Problem description: State how many lines hold the string "colors". Give the number and nothing else.

Listing:
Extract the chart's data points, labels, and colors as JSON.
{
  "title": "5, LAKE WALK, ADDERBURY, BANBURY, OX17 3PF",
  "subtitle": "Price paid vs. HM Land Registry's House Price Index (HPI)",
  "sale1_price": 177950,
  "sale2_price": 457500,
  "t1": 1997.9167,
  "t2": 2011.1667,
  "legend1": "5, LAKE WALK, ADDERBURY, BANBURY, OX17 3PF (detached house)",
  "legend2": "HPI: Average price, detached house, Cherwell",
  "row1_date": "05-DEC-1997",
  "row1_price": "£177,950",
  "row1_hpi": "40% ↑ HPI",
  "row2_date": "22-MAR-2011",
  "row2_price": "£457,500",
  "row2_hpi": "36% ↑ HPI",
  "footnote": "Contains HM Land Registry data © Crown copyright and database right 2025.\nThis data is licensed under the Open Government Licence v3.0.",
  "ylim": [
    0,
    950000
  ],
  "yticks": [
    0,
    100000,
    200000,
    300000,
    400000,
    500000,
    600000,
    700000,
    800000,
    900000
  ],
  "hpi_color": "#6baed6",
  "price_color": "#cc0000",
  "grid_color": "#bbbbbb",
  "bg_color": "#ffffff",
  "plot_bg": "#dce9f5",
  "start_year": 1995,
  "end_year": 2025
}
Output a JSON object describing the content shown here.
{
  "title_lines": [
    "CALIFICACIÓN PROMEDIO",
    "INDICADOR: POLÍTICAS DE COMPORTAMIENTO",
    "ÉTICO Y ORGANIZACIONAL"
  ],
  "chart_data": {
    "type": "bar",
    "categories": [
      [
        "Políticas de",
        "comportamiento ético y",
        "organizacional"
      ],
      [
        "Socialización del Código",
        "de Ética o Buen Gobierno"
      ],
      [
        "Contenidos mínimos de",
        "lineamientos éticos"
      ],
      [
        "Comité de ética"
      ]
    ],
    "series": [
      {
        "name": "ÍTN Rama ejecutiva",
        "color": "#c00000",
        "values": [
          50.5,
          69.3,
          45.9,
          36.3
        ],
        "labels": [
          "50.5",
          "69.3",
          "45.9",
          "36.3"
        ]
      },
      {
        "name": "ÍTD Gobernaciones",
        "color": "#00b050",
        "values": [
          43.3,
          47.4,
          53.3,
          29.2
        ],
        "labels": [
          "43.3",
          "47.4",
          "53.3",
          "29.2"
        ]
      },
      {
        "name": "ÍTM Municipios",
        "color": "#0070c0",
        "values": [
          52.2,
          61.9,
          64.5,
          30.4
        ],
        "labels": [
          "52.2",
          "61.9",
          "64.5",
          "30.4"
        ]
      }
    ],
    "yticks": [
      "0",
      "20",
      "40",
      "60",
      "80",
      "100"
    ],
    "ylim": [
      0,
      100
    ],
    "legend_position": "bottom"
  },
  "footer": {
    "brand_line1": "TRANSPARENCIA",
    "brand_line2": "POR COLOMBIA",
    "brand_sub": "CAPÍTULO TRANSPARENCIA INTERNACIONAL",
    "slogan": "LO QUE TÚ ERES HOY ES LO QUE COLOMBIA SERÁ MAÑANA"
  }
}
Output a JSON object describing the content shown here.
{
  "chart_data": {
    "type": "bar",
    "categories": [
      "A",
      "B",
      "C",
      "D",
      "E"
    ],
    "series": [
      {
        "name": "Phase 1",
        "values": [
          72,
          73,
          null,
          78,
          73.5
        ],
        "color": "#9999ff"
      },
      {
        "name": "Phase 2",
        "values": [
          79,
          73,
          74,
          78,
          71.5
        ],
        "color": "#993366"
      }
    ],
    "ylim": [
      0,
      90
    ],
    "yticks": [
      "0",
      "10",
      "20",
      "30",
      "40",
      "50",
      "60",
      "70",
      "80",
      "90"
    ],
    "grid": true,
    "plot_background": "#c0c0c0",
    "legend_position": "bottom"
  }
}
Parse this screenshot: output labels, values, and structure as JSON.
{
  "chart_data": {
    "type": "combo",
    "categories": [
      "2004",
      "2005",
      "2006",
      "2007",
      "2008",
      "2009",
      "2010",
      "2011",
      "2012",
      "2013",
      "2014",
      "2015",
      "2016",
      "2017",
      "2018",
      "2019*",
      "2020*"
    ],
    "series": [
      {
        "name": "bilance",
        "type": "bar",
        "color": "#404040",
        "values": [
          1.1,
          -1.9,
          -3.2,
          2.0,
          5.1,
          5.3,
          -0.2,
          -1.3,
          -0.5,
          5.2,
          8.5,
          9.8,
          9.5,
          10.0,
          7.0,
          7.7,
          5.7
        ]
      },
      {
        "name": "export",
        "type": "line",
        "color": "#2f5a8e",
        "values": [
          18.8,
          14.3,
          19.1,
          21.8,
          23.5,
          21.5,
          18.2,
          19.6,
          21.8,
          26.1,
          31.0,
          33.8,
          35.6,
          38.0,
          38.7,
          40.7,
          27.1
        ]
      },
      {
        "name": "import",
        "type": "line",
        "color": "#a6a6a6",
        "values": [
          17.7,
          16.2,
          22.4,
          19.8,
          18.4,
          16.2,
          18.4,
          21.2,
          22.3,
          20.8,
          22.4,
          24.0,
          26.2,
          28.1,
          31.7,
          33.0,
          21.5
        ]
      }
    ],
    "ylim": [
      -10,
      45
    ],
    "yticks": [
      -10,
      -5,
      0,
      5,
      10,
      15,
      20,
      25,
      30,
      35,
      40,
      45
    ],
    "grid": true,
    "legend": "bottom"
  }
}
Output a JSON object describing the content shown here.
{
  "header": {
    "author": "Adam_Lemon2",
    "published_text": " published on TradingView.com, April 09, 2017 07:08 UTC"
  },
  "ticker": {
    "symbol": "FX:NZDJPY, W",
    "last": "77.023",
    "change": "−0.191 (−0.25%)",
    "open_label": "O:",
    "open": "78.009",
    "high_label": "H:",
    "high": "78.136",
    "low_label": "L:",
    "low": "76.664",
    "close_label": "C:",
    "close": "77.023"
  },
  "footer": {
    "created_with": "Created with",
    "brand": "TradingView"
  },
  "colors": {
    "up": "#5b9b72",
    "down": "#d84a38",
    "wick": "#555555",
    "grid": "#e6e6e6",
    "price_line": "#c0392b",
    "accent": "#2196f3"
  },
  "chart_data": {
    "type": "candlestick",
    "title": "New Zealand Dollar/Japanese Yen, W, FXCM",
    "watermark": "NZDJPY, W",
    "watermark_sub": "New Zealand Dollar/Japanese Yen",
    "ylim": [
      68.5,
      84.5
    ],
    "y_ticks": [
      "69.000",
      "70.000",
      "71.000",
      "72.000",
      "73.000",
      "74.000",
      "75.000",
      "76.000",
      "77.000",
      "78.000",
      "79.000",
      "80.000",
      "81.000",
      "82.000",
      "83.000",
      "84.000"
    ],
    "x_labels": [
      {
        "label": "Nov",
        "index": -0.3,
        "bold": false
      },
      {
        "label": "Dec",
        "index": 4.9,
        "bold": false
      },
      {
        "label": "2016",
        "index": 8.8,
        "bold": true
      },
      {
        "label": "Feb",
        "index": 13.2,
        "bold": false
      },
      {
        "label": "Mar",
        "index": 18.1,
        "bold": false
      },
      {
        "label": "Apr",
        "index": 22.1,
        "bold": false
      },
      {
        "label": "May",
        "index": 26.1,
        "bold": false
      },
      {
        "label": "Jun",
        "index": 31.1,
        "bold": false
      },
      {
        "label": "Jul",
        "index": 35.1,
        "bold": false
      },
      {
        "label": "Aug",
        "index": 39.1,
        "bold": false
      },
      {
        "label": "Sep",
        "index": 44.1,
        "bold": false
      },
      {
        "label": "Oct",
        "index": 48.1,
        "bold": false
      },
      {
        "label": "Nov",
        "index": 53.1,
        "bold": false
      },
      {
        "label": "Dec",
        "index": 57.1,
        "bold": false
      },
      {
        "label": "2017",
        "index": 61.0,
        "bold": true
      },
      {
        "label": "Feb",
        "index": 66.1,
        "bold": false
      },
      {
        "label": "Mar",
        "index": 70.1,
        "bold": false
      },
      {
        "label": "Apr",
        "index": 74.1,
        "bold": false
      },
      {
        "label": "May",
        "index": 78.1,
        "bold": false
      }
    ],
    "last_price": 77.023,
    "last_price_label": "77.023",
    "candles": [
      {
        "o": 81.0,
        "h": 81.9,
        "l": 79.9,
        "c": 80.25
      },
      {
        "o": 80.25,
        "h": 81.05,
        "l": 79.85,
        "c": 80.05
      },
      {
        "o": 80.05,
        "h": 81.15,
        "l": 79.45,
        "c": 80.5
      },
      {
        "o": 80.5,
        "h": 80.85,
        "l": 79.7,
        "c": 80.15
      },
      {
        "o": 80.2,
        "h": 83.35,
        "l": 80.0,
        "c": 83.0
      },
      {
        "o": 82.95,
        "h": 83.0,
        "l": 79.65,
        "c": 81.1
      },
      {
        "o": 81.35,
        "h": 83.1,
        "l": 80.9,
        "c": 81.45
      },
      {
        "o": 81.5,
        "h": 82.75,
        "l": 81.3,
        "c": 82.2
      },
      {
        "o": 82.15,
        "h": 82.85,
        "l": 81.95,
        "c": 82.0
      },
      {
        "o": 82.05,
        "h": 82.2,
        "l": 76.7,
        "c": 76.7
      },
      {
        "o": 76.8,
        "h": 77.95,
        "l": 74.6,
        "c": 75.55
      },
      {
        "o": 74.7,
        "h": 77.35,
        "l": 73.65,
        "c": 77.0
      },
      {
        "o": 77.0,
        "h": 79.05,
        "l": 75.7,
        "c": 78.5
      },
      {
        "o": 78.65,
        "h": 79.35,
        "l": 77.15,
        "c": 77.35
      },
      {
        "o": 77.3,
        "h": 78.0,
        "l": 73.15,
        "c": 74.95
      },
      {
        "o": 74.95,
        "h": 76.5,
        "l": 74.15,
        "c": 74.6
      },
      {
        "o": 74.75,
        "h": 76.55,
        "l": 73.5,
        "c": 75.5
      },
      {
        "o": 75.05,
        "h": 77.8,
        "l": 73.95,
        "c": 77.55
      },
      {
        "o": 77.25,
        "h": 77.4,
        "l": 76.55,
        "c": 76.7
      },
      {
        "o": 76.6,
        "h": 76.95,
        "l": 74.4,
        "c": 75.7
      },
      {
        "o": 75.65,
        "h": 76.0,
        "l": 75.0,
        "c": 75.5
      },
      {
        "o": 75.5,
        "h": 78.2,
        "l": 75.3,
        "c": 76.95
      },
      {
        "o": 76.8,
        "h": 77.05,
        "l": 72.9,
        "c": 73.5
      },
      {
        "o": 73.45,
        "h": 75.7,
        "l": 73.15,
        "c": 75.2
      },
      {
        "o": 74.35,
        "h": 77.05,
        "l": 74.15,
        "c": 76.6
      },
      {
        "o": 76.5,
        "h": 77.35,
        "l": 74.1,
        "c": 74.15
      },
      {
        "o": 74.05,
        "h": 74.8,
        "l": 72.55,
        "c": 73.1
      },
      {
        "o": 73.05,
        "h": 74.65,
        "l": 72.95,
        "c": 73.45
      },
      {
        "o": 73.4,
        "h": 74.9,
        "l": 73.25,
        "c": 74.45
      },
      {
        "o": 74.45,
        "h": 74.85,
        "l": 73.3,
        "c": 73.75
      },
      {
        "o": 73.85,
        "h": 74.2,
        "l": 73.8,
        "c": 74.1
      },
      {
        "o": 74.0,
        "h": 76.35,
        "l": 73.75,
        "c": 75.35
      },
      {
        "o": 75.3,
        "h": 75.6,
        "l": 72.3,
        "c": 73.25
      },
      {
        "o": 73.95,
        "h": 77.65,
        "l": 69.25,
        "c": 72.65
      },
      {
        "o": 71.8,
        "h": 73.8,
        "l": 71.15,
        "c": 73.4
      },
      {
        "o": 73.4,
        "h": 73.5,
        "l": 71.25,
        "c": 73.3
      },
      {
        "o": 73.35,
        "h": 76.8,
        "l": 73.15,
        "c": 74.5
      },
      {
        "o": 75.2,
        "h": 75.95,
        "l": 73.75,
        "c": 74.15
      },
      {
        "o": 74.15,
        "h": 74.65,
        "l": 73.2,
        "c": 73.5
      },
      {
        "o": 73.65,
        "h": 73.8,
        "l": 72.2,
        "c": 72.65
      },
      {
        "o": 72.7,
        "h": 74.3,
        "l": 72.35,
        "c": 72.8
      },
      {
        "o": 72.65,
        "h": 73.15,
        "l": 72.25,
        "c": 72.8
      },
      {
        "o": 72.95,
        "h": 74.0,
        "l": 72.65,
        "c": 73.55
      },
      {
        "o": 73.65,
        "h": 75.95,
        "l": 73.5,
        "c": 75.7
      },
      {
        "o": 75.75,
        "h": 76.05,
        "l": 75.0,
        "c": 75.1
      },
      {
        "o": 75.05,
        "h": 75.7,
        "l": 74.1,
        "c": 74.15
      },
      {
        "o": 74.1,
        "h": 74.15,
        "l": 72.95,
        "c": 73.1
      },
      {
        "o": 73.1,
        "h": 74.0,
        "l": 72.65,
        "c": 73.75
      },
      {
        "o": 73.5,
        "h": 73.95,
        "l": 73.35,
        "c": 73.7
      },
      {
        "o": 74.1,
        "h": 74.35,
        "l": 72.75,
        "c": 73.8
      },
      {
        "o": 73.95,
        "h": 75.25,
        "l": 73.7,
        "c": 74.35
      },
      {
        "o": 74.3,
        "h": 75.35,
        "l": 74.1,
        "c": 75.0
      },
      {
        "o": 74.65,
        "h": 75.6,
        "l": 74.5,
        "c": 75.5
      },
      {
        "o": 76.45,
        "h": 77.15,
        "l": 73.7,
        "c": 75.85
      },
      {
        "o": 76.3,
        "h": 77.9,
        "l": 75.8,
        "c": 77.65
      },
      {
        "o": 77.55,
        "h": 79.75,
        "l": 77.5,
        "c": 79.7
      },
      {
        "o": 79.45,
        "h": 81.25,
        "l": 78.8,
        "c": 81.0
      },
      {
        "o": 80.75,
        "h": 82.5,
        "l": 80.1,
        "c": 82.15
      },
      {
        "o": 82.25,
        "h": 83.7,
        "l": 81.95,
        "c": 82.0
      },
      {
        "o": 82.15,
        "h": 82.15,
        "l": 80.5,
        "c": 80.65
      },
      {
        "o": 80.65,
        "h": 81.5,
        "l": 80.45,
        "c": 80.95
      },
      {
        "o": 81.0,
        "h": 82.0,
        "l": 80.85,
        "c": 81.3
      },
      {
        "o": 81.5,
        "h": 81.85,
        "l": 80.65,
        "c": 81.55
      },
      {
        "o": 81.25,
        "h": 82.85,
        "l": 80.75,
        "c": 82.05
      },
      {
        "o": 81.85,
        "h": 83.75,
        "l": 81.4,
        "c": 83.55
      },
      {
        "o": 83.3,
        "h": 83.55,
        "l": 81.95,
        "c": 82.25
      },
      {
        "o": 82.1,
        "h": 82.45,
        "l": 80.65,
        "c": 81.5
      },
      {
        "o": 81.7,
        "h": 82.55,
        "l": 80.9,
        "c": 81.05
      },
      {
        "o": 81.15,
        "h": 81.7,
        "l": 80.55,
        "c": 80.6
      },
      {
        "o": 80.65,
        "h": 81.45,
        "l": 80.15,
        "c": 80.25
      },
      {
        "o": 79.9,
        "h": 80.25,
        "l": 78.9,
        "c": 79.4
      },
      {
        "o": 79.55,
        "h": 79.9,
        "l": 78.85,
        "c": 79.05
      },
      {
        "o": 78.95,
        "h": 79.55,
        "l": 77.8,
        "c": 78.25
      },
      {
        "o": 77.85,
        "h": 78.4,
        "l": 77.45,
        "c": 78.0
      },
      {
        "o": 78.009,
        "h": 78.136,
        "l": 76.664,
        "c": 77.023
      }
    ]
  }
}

Finished answer: 2